[PROBLEM DESCRIPTION]: Repeat each line word for word.

::: PROVIDED DATA :::

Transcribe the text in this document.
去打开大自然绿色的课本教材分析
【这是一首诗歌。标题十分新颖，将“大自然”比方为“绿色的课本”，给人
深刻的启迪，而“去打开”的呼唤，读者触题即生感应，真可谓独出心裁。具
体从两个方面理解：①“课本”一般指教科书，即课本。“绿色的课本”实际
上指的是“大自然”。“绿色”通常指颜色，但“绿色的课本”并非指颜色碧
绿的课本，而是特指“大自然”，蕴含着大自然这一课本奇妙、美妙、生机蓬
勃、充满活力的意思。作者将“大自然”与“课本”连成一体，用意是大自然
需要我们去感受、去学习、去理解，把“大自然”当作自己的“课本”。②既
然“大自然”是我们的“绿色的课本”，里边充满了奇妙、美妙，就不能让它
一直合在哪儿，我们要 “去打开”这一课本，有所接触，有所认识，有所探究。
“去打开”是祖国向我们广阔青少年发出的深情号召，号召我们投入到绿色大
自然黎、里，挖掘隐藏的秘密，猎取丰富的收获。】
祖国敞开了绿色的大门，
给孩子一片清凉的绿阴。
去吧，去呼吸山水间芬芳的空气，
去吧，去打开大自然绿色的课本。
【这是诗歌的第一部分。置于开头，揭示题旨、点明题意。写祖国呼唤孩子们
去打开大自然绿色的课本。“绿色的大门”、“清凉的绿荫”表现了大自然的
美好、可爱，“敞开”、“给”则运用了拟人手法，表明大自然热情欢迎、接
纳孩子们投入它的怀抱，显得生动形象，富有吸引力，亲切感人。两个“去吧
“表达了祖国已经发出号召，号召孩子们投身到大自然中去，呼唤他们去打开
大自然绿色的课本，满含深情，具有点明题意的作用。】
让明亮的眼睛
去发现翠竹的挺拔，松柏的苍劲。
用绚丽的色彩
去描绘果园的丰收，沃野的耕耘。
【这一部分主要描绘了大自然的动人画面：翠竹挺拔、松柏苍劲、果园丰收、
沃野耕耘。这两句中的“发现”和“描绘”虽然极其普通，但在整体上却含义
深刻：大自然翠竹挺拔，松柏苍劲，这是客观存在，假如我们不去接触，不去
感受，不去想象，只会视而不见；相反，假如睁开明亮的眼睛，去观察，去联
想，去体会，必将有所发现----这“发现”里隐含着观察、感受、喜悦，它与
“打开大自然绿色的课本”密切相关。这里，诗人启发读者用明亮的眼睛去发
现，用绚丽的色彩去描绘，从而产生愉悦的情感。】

:::

[RESULT OF THIS TASK]:
Transcribe the text in this document.
去打开大自然绿色的课本教材分析
【这是一首诗歌。标题十分新颖，将“大自然”比方为“绿色的课本”，给人
深刻的启迪，而“去打开”的呼唤，读者触题即生感应，真可谓独出心裁。具
体从两个方面理解：①“课本”一般指教科书，即课本。“绿色的课本”实际
上指的是“大自然”。“绿色”通常指颜色，但“绿色的课本”并非指颜色碧
绿的课本，而是特指“大自然”，蕴含着大自然这一课本奇妙、美妙、生机蓬
勃、充满活力的意思。作者将“大自然”与“课本”连成一体，用意是大自然
需要我们去感受、去学习、去理解，把“大自然”当作自己的“课本”。②既
然“大自然”是我们的“绿色的课本”，里边充满了奇妙、美妙，就不能让它
一直合在哪儿，我们要 “去打开”这一课本，有所接触，有所认识，有所探究。
“去打开”是祖国向我们广阔青少年发出的深情号召，号召我们投入到绿色大
自然黎、里，挖掘隐藏的秘密，猎取丰富的收获。】
祖国敞开了绿色的大门，
给孩子一片清凉的绿阴。
去吧，去呼吸山水间芬芳的空气，
去吧，去打开大自然绿色的课本。
【这是诗歌的第一部分。置于开头，揭示题旨、点明题意。写祖国呼唤孩子们
去打开大自然绿色的课本。“绿色的大门”、“清凉的绿荫”表现了大自然的
美好、可爱，“敞开”、“给”则运用了拟人手法，表明大自然热情欢迎、接
纳孩子们投入它的怀抱，显得生动形象，富有吸引力，亲切感人。两个“去吧
“表达了祖国已经发出号召，号召孩子们投身到大自然中去，呼唤他们去打开
大自然绿色的课本，满含深情，具有点明题意的作用。】
让明亮的眼睛
去发现翠竹的挺拔，松柏的苍劲。
用绚丽的色彩
去描绘果园的丰收，沃野的耕耘。
【这一部分主要描绘了大自然的动人画面：翠竹挺拔、松柏苍劲、果园丰收、
沃野耕耘。这两句中的“发现”和“描绘”虽然极其普通，但在整体上却含义
深刻：大自然翠竹挺拔，松柏苍劲，这是客观存在，假如我们不去接触，不去
感受，不去想象，只会视而不见；相反，假如睁开明亮的眼睛，去观察，去联
想，去体会，必将有所发现----这“发现”里隐含着观察、感受、喜悦，它与
“打开大自然绿色的课本”密切相关。这里，诗人启发读者用明亮的眼睛去发
现，用绚丽的色彩去描绘，从而产生愉悦的情感。】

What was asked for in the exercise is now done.